(Directions) Reproduce each of the following lines without any change, covering all of the data.

(Dataset records)
-------------------------

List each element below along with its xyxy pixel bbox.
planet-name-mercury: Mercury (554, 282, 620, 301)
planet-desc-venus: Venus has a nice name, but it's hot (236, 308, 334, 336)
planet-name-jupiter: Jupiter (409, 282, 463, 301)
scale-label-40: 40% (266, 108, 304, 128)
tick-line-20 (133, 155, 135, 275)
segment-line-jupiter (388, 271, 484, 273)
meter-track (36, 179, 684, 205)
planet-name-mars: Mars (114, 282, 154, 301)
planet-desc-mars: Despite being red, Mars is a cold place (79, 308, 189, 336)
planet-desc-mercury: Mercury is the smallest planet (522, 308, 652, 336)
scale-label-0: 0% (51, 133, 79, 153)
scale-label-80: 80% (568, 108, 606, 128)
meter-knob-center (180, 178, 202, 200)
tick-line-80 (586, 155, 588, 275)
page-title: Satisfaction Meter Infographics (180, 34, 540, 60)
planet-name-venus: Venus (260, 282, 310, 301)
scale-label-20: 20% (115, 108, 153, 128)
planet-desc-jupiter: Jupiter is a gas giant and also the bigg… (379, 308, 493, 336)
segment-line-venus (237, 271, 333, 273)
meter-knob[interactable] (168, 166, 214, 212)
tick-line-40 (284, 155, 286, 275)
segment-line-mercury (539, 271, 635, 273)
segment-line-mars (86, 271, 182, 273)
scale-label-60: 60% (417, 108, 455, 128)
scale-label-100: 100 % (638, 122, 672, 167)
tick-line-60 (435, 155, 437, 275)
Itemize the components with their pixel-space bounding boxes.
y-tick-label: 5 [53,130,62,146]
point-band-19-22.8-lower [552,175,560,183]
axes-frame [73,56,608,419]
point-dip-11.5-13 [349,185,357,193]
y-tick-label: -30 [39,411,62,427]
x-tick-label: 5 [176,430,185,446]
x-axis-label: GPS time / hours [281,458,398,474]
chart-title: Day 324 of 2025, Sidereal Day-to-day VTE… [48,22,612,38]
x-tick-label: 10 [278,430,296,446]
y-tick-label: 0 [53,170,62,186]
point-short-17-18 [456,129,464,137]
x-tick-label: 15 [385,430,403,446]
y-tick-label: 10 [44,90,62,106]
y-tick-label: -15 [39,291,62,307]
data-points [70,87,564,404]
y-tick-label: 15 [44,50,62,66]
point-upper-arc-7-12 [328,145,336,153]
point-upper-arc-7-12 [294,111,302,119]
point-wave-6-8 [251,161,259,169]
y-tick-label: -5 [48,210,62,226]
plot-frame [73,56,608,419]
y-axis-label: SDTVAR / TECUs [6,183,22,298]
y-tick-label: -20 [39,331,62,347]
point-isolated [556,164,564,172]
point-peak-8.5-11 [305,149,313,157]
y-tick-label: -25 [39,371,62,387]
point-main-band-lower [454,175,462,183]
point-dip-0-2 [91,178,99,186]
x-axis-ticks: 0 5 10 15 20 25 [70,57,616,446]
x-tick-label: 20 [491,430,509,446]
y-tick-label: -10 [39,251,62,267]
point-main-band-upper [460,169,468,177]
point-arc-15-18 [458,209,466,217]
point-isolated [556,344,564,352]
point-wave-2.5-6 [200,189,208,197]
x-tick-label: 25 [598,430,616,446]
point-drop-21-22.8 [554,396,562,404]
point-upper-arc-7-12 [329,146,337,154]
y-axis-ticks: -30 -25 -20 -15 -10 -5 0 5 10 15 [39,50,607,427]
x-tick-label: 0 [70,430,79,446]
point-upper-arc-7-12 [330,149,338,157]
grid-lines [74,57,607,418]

-------------------------

(Finished answer)
List each element below along with its xyxy pixel bbox.
planet-name-mercury: Mercury (554, 282, 620, 301)
planet-desc-venus: Venus has a nice name, but it's hot (236, 308, 334, 336)
planet-name-jupiter: Jupiter (409, 282, 463, 301)
scale-label-40: 40% (266, 108, 304, 128)
tick-line-20 (133, 155, 135, 275)
segment-line-jupiter (388, 271, 484, 273)
meter-track (36, 179, 684, 205)
planet-name-mars: Mars (114, 282, 154, 301)
planet-desc-mars: Despite being red, Mars is a cold place (79, 308, 189, 336)
planet-desc-mercury: Mercury is the smallest planet (522, 308, 652, 336)
scale-label-0: 0% (51, 133, 79, 153)
scale-label-80: 80% (568, 108, 606, 128)
meter-knob-center (180, 178, 202, 200)
tick-line-80 (586, 155, 588, 275)
page-title: Satisfaction Meter Infographics (180, 34, 540, 60)
planet-name-venus: Venus (260, 282, 310, 301)
scale-label-20: 20% (115, 108, 153, 128)
planet-desc-jupiter: Jupiter is a gas giant and also the bigg… (379, 308, 493, 336)
segment-line-venus (237, 271, 333, 273)
meter-knob[interactable] (168, 166, 214, 212)
tick-line-40 (284, 155, 286, 275)
segment-line-mercury (539, 271, 635, 273)
segment-line-mars (86, 271, 182, 273)
scale-label-60: 60% (417, 108, 455, 128)
scale-label-100: 100 % (638, 122, 672, 167)
tick-line-60 (435, 155, 437, 275)
Itemize the components with their pixel-space bounding boxes.
y-tick-label: 5 [53,130,62,146]
point-band-19-22.8-lower [552,175,560,183]
axes-frame [73,56,608,419]
point-dip-11.5-13 [349,185,357,193]
y-tick-label: -30 [39,411,62,427]
x-tick-label: 5 [176,430,185,446]
x-axis-label: GPS time / hours [281,458,398,474]
chart-title: Day 324 of 2025, Sidereal Day-to-day VTE… [48,22,612,38]
x-tick-label: 10 [278,430,296,446]
y-tick-label: 0 [53,170,62,186]
point-short-17-18 [456,129,464,137]
x-tick-label: 15 [385,430,403,446]
y-tick-label: 10 [44,90,62,106]
y-tick-label: -15 [39,291,62,307]
data-points [70,87,564,404]
y-tick-label: 15 [44,50,62,66]
point-upper-arc-7-12 [328,145,336,153]
point-upper-arc-7-12 [294,111,302,119]
point-wave-6-8 [251,161,259,169]
y-tick-label: -5 [48,210,62,226]
plot-frame [73,56,608,419]
y-axis-label: SDTVAR / TECUs [6,183,22,298]
y-tick-label: -20 [39,331,62,347]
point-isolated [556,164,564,172]
point-peak-8.5-11 [305,149,313,157]
y-tick-label: -25 [39,371,62,387]
point-main-band-lower [454,175,462,183]
point-dip-0-2 [91,178,99,186]
x-axis-ticks: 0 5 10 15 20 25 [70,57,616,446]
x-tick-label: 20 [491,430,509,446]
y-tick-label: -10 [39,251,62,267]
point-main-band-upper [460,169,468,177]
point-arc-15-18 [458,209,466,217]
point-isolated [556,344,564,352]
point-wave-2.5-6 [200,189,208,197]
x-tick-label: 25 [598,430,616,446]
point-drop-21-22.8 [554,396,562,404]
point-upper-arc-7-12 [329,146,337,154]
y-axis-ticks: -30 -25 -20 -15 -10 -5 0 5 10 15 [39,50,607,427]
x-tick-label: 0 [70,430,79,446]
point-upper-arc-7-12 [330,149,338,157]
grid-lines [74,57,607,418]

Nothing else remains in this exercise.